WORK INSTRUCTIONS →
Identify the lines containing the word "value". Copy each one.

☆ ☆ ☆

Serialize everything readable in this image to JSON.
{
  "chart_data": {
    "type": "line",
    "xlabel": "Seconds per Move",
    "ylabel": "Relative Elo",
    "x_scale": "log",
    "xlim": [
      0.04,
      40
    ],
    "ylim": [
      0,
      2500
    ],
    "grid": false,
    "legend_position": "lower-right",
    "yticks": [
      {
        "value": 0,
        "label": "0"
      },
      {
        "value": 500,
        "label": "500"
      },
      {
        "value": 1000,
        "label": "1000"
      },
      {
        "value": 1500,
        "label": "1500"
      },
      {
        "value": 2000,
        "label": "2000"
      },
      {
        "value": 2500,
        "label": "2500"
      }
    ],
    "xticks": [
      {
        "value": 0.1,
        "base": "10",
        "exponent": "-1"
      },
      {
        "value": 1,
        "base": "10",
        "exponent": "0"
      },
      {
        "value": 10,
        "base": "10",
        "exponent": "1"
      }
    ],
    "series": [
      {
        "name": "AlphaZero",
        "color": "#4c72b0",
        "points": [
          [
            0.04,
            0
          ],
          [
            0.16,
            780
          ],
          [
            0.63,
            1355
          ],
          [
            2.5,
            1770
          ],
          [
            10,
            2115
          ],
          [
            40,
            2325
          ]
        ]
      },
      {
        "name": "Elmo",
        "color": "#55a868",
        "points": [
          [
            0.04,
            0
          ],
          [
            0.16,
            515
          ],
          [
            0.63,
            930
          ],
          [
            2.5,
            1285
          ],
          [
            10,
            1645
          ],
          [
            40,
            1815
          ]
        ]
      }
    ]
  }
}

☆ ☆ ☆

FINISHED ANSWER →
        "value": 0,
        "value": 500,
        "value": 1000,
        "value": 1500,
        "value": 2000,
        "value": 2500,
        "value": 0.1,
        "value": 1,
        "value": 10,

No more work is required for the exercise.